_GIVEN REQUEST_
Reproduce each record exactly.

────────────────────────────────────────

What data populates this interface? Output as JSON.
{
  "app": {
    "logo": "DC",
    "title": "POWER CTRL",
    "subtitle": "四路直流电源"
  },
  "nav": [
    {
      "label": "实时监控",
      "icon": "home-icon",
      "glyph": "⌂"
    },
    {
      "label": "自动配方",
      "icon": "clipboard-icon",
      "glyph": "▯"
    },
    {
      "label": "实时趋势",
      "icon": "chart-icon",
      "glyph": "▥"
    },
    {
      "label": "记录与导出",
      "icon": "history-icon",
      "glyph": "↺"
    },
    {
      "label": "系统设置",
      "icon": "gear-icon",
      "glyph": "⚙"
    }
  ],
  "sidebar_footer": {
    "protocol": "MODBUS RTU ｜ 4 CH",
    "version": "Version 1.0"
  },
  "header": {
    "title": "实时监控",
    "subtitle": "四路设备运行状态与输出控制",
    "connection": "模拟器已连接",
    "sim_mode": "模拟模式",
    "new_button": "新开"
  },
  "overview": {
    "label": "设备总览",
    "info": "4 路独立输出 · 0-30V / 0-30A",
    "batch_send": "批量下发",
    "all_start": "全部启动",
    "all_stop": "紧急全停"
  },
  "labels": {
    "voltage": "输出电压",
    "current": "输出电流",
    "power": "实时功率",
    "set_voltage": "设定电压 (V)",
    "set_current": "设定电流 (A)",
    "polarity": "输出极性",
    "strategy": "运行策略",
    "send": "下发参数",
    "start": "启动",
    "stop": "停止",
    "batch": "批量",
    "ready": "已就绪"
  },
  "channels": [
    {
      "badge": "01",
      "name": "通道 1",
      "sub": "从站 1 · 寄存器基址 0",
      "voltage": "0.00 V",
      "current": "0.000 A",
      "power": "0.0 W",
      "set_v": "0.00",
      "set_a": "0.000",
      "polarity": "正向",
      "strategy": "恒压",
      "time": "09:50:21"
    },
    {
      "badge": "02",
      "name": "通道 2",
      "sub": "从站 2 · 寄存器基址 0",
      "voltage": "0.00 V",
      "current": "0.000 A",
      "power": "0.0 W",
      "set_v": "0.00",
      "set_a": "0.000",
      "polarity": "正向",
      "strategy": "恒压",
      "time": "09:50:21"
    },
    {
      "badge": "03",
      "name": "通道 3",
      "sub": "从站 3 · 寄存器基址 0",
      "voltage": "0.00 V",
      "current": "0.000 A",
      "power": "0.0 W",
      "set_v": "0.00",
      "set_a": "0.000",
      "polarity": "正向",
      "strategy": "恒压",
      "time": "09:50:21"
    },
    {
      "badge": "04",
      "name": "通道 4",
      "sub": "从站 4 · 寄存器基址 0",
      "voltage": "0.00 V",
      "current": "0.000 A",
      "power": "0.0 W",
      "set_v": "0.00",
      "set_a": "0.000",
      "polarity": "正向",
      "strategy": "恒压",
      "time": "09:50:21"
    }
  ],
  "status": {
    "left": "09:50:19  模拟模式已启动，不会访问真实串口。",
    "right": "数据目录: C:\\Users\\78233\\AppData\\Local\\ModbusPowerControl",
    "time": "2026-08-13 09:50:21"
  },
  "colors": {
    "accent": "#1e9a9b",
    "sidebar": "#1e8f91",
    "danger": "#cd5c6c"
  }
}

────────────────────────────────────────

_EXERCISE OUTPUT_
What data populates this interface? Output as JSON.
{
  "app": {
    "logo": "DC",
    "title": "POWER CTRL",
    "subtitle": "四路直流电源"
  },
  "nav": [
    {
      "label": "实时监控",
      "icon": "home-icon",
      "glyph": "⌂"
    },
    {
      "label": "自动配方",
      "icon": "clipboard-icon",
      "glyph": "▯"
    },
    {
      "label": "实时趋势",
      "icon": "chart-icon",
      "glyph": "▥"
    },
    {
      "label": "记录与导出",
      "icon": "history-icon",
      "glyph": "↺"
    },
    {
      "label": "系统设置",
      "icon": "gear-icon",
      "glyph": "⚙"
    }
  ],
  "sidebar_footer": {
    "protocol": "MODBUS RTU ｜ 4 CH",
    "version": "Version 1.0"
  },
  "header": {
    "title": "实时监控",
    "subtitle": "四路设备运行状态与输出控制",
    "connection": "模拟器已连接",
    "sim_mode": "模拟模式",
    "new_button": "新开"
  },
  "overview": {
    "label": "设备总览",
    "info": "4 路独立输出 · 0-30V / 0-30A",
    "batch_send": "批量下发",
    "all_start": "全部启动",
    "all_stop": "紧急全停"
  },
  "labels": {
    "voltage": "输出电压",
    "current": "输出电流",
    "power": "实时功率",
    "set_voltage": "设定电压 (V)",
    "set_current": "设定电流 (A)",
    "polarity": "输出极性",
    "strategy": "运行策略",
    "send": "下发参数",
    "start": "启动",
    "stop": "停止",
    "batch": "批量",
    "ready": "已就绪"
  },
  "channels": [
    {
      "badge": "01",
      "name": "通道 1",
      "sub": "从站 1 · 寄存器基址 0",
      "voltage": "0.00 V",
      "current": "0.000 A",
      "power": "0.0 W",
      "set_v": "0.00",
      "set_a": "0.000",
      "polarity": "正向",
      "strategy": "恒压",
      "time": "09:50:21"
    },
    {
      "badge": "02",
      "name": "通道 2",
      "sub": "从站 2 · 寄存器基址 0",
      "voltage": "0.00 V",
      "current": "0.000 A",
      "power": "0.0 W",
      "set_v": "0.00",
      "set_a": "0.000",
      "polarity": "正向",
      "strategy": "恒压",
      "time": "09:50:21"
    },
    {
      "badge": "03",
      "name": "通道 3",
      "sub": "从站 3 · 寄存器基址 0",
      "voltage": "0.00 V",
      "current": "0.000 A",
      "power": "0.0 W",
      "set_v": "0.00",
      "set_a": "0.000",
      "polarity": "正向",
      "strategy": "恒压",
      "time": "09:50:21"
    },
    {
      "badge": "04",
      "name": "通道 4",
      "sub": "从站 4 · 寄存器基址 0",
      "voltage": "0.00 V",
      "current": "0.000 A",
      "power": "0.0 W",
      "set_v": "0.00",
      "set_a": "0.000",
      "polarity": "正向",
      "strategy": "恒压",
      "time": "09:50:21"
    }
  ],
  "status": {
    "left": "09:50:19  模拟模式已启动，不会访问真实串口。",
    "right": "数据目录: C:\\Users\\78233\\AppData\\Local\\ModbusPowerControl",
    "time": "2026-08-13 09:50:21"
  },
  "colors": {
    "accent": "#1e9a9b",
    "sidebar": "#1e8f91",
    "danger": "#cd5c6c"
  }
}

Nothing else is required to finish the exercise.